**Instructions to follow**
Give the data below again exactly as written, without its pictures.

══════════

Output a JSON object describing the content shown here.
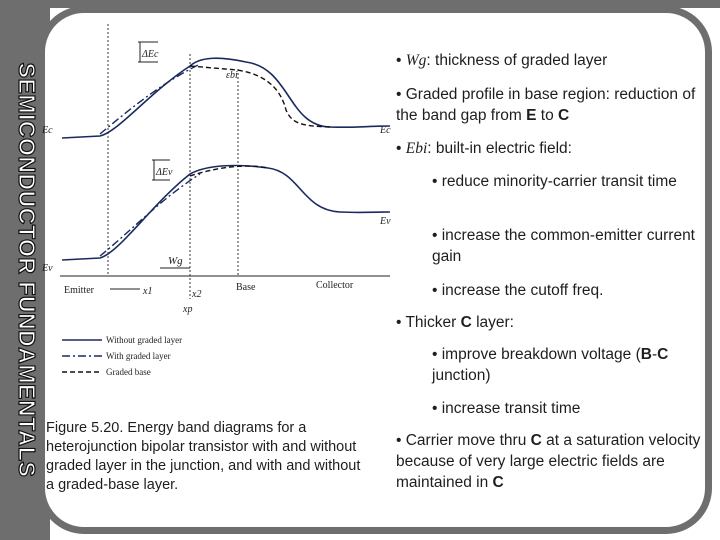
{
  "side_title": "SEMICONDUCTOR FUNDAMENTALS",
  "figure": {
    "labels": {
      "delta_ec": "ΔEc",
      "delta_ev": "ΔEv",
      "ec_left": "Ec",
      "ec_right": "Ec",
      "ev_left": "Ev",
      "ev_right": "Ev",
      "ebi": "εbi",
      "wg": "Wg",
      "x1": "x1",
      "x2": "x2",
      "xp": "xp",
      "emitter": "Emitter",
      "base": "Base",
      "collector": "Collector"
    },
    "legend": [
      {
        "label": "Without graded layer",
        "style": "solid"
      },
      {
        "label": "With graded layer",
        "style": "dashdot"
      },
      {
        "label": "Graded base",
        "style": "dashed"
      }
    ],
    "colors": {
      "solid": "#1a2a5e",
      "dashdot": "#1a2a5e",
      "dashed": "#111111"
    }
  },
  "caption": "Figure 5.20. Energy band diagrams for a heterojunction bipolar transistor with and without graded layer in the junction, and with and without a graded-base layer.",
  "bullets": {
    "b1": {
      "prefix": "• ",
      "math": "Wg",
      "rest": ": thickness of graded layer"
    },
    "b2": "• Graded profile in base region: reduction of the band gap from E to C",
    "b3": {
      "prefix": "• ",
      "math": "Ebi",
      "rest": ": built-in electric field:"
    },
    "b4": "• reduce minority-carrier transit time",
    "b5": "• increase the common-emitter current gain",
    "b6": "• increase the cutoff freq.",
    "b7": "• Thicker C layer:",
    "b8": "• improve breakdown voltage (B-C junction)",
    "b9": "• increase transit time",
    "b10": "• Carrier move thru C at a saturation velocity because of very large electric fields are maintained in C"
  }
}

══════════

**Completed exercise**
Output a JSON object describing the content shown here.
{
  "side_title": "SEMICONDUCTOR FUNDAMENTALS",
  "figure": {
    "labels": {
      "delta_ec": "ΔEc",
      "delta_ev": "ΔEv",
      "ec_left": "Ec",
      "ec_right": "Ec",
      "ev_left": "Ev",
      "ev_right": "Ev",
      "ebi": "εbi",
      "wg": "Wg",
      "x1": "x1",
      "x2": "x2",
      "xp": "xp",
      "emitter": "Emitter",
      "base": "Base",
      "collector": "Collector"
    },
    "legend": [
      {
        "label": "Without graded layer",
        "style": "solid"
      },
      {
        "label": "With graded layer",
        "style": "dashdot"
      },
      {
        "label": "Graded base",
        "style": "dashed"
      }
    ],
    "colors": {
      "solid": "#1a2a5e",
      "dashdot": "#1a2a5e",
      "dashed": "#111111"
    }
  },
  "caption": "Figure 5.20. Energy band diagrams for a heterojunction bipolar transistor with and without graded layer in the junction, and with and without a graded-base layer.",
  "bullets": {
    "b1": {
      "prefix": "• ",
      "math": "Wg",
      "rest": ": thickness of graded layer"
    },
    "b2": "• Graded profile in base region: reduction of the band gap from E to C",
    "b3": {
      "prefix": "• ",
      "math": "Ebi",
      "rest": ": built-in electric field:"
    },
    "b4": "• reduce minority-carrier transit time",
    "b5": "• increase the common-emitter current gain",
    "b6": "• increase the cutoff freq.",
    "b7": "• Thicker C layer:",
    "b8": "• improve breakdown voltage (B-C junction)",
    "b9": "• increase transit time",
    "b10": "• Carrier move thru C at a saturation velocity because of very large electric fields are maintained in C"
  }
}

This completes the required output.